● Directions for this task: Note each line that includes the word "منطقه". Copy those lines.

====================

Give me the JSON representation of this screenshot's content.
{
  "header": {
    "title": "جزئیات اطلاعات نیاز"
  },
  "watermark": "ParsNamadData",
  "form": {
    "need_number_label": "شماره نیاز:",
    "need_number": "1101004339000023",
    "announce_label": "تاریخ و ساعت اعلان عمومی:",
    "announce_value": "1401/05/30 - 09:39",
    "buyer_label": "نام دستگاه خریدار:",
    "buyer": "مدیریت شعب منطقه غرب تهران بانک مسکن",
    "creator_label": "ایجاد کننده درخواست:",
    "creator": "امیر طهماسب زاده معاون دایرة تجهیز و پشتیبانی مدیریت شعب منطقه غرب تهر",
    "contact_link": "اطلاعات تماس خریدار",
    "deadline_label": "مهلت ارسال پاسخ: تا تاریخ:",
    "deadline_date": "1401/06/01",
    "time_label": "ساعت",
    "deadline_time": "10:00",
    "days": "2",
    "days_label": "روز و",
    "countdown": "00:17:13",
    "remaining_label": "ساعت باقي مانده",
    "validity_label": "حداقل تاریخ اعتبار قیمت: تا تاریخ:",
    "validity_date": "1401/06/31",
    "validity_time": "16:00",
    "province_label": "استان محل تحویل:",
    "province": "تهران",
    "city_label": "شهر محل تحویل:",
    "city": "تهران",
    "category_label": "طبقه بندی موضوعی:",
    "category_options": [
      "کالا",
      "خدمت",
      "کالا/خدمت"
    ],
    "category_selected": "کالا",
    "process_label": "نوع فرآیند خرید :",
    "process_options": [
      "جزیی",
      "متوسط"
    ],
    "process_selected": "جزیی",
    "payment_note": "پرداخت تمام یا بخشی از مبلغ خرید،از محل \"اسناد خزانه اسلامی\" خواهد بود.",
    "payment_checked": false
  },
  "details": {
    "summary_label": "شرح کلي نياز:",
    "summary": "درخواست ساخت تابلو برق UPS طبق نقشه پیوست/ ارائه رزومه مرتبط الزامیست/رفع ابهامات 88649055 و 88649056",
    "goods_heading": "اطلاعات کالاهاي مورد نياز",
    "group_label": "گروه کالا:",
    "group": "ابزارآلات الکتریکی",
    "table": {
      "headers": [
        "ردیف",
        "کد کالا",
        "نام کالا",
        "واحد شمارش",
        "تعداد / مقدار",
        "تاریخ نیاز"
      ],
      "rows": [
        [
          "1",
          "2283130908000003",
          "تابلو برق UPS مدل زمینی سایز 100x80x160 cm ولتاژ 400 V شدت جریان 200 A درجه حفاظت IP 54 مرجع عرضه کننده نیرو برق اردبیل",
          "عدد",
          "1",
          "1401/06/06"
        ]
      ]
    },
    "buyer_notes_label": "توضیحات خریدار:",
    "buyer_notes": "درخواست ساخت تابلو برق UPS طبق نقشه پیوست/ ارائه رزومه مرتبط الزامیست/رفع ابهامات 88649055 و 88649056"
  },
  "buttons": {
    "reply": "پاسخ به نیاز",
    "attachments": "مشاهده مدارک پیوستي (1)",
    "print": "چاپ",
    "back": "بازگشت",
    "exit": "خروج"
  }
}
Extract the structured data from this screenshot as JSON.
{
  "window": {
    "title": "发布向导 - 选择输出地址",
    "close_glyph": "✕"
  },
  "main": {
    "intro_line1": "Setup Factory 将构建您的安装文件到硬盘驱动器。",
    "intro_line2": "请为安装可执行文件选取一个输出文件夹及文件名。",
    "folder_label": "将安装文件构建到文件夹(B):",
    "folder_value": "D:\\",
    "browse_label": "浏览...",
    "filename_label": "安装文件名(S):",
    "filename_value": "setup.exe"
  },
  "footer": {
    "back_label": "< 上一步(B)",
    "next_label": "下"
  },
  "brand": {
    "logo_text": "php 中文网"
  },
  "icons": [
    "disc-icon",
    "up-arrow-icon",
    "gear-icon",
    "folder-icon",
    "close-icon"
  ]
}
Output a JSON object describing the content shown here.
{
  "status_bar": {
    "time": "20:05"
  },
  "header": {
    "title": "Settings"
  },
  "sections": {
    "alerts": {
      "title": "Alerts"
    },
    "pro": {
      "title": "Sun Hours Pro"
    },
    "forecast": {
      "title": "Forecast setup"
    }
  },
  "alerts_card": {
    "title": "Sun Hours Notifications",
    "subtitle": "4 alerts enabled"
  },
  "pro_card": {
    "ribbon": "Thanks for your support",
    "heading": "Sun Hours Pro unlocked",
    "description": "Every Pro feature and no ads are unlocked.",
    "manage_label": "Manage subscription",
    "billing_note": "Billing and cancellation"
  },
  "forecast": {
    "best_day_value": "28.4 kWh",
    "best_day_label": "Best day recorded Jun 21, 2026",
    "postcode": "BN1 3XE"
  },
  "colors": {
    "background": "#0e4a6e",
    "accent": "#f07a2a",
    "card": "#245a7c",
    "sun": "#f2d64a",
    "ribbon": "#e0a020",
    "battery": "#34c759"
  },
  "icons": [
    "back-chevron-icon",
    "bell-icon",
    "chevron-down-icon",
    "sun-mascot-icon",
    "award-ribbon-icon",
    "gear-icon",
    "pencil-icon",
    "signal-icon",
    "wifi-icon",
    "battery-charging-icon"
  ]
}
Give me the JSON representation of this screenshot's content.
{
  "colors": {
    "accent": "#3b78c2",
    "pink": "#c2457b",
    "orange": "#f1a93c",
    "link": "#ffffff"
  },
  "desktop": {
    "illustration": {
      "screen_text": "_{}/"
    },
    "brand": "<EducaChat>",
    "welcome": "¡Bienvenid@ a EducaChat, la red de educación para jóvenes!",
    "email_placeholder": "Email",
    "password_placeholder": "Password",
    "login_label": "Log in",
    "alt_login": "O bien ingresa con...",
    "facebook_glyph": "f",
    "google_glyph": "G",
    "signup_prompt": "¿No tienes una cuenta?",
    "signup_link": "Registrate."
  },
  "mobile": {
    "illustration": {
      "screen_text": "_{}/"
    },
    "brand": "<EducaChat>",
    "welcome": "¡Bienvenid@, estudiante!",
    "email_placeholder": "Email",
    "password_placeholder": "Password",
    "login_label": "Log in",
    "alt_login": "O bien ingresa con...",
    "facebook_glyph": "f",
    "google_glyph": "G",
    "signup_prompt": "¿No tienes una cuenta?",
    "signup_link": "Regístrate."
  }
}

====================

● Complete response:
    "buyer": "مدیریت شعب منطقه غرب تهران بانک مسکن",
    "creator": "امیر طهماسب زاده معاون دایرة تجهیز و پشتیبانی مدیریت شعب منطقه غرب تهر",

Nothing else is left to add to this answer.